Passage shown:
"""

At the same time, Foucault did not think that Marxism put up profound
resistance to the relations of power that create such discipline,
because of its philosophical shortcomings (such as productivism and
progressivism, though these have been questioned by a significant
minority of Marxist philosophers) as well as experiences of state
socialism. Rather, he went in search of a political
spirituality/social movement that potentially could do what Marxism
couldn't (hence his interest in Islam and the Iranian revolution),
while exploring approaches to life that differed from and could help
us question our modern one (hence his interest in Zen, ancient Greek
ethics, and so on).

In other words, it may be said that Foucault fought religion
(capitalist modernity shaped through the Reformation) by religion
(whose etymology means to to "tie again," suggestive of binding
ourselves to one another in friendship as a way of life).

* Through this inversion, Foucault was doing the same thing to
Christianity's understanding of itself as what Marx had done to
Hegelian philosophy's: turning it right side up.

"""

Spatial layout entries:
"""

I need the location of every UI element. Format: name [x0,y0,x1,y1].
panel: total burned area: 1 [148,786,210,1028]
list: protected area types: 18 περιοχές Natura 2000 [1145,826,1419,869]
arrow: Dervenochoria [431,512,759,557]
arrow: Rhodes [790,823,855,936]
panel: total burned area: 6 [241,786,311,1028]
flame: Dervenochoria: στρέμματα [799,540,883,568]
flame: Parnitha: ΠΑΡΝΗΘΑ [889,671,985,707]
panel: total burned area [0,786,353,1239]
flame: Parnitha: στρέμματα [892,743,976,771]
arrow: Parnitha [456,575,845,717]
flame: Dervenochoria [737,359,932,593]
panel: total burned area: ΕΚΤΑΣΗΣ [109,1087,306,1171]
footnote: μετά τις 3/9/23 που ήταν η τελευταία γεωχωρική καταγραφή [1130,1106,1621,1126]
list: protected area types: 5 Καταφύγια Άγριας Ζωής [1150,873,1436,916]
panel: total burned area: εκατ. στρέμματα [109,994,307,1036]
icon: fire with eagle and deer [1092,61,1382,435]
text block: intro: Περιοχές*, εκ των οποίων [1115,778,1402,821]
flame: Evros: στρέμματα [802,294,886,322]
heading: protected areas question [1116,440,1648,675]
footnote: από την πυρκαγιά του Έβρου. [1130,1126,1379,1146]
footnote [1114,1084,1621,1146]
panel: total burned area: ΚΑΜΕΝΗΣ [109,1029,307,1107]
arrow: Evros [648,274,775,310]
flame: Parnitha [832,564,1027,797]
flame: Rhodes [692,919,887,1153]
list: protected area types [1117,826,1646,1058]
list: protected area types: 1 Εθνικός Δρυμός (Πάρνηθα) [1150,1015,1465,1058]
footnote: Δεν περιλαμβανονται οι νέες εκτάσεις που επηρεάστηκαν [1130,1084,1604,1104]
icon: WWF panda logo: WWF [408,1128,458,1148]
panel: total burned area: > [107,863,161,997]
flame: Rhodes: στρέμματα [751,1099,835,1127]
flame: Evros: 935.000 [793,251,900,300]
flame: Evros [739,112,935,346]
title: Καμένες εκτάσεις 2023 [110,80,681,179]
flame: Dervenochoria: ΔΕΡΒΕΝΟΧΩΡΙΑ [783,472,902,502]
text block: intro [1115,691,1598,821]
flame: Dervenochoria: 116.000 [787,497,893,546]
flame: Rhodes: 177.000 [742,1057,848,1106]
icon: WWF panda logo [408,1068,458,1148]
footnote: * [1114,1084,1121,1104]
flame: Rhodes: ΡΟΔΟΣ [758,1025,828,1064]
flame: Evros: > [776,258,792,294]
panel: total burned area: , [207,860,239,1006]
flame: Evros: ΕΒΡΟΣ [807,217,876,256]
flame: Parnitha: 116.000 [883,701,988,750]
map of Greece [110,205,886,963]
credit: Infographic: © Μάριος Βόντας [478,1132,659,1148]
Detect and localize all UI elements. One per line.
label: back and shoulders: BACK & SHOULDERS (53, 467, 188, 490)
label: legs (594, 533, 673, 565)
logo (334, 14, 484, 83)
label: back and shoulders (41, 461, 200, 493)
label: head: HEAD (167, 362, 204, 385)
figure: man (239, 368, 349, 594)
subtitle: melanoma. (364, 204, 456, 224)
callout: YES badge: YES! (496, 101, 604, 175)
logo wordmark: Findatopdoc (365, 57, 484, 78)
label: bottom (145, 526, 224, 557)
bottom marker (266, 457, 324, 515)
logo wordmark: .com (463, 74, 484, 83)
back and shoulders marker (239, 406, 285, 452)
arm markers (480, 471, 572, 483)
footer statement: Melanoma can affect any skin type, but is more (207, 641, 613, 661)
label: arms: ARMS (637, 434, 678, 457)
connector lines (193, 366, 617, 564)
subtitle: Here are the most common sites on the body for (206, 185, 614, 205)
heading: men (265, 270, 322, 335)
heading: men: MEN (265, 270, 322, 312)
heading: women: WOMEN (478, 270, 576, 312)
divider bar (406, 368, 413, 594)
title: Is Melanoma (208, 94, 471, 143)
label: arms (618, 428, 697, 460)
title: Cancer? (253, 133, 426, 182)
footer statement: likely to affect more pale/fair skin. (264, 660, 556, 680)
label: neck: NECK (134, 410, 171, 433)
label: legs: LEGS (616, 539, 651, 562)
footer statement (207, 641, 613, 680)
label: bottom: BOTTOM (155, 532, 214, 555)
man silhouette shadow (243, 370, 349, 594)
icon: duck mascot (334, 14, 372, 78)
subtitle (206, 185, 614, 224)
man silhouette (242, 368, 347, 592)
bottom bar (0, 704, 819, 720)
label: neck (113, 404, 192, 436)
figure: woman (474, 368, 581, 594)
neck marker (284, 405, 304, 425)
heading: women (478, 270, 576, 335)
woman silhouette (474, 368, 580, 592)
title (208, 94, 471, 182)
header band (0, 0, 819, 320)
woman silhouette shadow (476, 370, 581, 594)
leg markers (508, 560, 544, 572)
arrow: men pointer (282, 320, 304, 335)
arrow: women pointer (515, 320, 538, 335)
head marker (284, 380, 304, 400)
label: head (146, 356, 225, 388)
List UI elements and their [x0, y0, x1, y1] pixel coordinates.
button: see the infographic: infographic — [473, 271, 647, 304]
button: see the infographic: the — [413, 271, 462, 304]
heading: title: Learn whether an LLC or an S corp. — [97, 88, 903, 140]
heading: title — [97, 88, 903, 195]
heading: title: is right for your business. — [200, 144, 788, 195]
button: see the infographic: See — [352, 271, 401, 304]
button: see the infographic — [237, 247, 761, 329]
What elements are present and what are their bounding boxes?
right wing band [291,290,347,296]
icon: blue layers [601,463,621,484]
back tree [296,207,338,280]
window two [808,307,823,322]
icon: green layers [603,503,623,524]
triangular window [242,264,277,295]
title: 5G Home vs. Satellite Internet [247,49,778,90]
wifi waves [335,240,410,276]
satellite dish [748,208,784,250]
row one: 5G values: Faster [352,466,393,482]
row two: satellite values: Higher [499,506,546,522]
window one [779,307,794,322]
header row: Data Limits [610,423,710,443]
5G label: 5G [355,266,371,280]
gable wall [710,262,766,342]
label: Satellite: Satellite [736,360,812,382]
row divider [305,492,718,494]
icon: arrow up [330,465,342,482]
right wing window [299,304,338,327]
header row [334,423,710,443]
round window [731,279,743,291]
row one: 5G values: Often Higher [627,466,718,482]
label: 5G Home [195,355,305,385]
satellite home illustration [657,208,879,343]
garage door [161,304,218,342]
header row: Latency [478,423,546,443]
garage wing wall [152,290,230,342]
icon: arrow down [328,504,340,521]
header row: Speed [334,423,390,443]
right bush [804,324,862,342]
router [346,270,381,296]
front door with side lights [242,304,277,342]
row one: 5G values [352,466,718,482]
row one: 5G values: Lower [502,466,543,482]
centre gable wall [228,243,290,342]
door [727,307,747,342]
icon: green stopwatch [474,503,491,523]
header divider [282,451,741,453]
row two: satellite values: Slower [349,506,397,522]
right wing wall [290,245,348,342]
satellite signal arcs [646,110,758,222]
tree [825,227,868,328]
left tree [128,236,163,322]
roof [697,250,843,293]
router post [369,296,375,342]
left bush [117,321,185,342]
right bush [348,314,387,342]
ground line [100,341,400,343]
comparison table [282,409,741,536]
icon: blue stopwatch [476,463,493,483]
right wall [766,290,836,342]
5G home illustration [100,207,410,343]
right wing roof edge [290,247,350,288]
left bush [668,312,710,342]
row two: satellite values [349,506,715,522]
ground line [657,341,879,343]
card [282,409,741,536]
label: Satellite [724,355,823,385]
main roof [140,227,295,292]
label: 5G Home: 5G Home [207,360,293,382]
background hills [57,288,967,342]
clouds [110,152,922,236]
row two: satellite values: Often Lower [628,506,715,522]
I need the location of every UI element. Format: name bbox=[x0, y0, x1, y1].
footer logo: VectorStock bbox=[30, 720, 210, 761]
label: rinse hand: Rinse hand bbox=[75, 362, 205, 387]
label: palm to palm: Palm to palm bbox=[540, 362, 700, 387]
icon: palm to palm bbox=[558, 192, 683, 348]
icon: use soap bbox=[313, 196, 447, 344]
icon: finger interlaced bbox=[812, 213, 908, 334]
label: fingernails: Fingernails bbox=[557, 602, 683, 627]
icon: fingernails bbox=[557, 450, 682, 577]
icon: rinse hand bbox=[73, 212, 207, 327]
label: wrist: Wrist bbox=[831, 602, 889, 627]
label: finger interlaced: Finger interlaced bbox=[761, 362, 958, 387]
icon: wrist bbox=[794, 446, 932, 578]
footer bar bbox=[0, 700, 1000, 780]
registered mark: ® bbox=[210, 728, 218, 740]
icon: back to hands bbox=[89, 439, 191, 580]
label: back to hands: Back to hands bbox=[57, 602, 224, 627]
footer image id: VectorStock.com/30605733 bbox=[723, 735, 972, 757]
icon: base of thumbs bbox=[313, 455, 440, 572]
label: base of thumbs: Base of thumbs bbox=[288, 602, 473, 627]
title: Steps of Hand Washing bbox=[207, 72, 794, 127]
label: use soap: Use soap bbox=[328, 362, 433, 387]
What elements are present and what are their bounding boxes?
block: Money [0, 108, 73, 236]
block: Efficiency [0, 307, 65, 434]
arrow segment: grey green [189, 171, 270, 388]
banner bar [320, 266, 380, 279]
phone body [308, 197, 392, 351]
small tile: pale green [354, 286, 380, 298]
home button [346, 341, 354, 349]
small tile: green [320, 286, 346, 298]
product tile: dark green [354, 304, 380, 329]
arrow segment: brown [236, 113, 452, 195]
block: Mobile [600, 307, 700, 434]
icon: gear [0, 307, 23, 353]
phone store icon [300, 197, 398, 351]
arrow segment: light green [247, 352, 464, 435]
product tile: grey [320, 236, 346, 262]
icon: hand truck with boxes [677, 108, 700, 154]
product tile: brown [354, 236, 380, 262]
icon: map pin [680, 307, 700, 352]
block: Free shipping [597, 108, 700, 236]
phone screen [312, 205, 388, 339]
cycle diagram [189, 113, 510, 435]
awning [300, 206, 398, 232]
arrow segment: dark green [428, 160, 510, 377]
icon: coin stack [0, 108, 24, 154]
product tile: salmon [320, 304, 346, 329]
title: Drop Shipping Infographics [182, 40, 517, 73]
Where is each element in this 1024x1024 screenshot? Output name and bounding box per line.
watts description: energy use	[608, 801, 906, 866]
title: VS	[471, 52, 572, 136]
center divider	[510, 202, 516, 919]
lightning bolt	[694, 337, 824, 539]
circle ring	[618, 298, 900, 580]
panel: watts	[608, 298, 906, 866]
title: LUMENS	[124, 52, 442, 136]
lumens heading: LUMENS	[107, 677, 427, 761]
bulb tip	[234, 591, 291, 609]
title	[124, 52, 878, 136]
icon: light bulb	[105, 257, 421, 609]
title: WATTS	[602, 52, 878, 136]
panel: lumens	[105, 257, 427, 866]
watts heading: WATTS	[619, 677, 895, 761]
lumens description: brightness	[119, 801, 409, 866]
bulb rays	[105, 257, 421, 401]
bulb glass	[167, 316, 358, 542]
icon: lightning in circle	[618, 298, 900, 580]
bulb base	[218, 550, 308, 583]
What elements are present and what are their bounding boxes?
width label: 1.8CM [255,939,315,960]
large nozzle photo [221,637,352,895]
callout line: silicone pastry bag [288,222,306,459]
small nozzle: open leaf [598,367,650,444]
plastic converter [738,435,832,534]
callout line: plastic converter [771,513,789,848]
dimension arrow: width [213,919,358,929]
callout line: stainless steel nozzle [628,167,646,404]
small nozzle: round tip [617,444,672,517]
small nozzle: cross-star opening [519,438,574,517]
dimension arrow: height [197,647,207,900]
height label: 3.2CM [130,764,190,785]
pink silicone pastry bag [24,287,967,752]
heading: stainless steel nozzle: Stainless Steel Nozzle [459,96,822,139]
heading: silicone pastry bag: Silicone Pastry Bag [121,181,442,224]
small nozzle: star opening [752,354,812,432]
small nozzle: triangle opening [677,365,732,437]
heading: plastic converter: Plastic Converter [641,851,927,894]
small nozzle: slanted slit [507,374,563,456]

"""

Instruction: According to the passage about Foucault, why did he not think Marxism offered profound resistance to the power relations that create discipline? Answer in one to three sentences. The data has no connection to the passage about Foucault.

The response: He saw Marxism as limited by its philosophical shortcomings, such as productivism and progressivism. He was also influenced by the experiences of state socialism.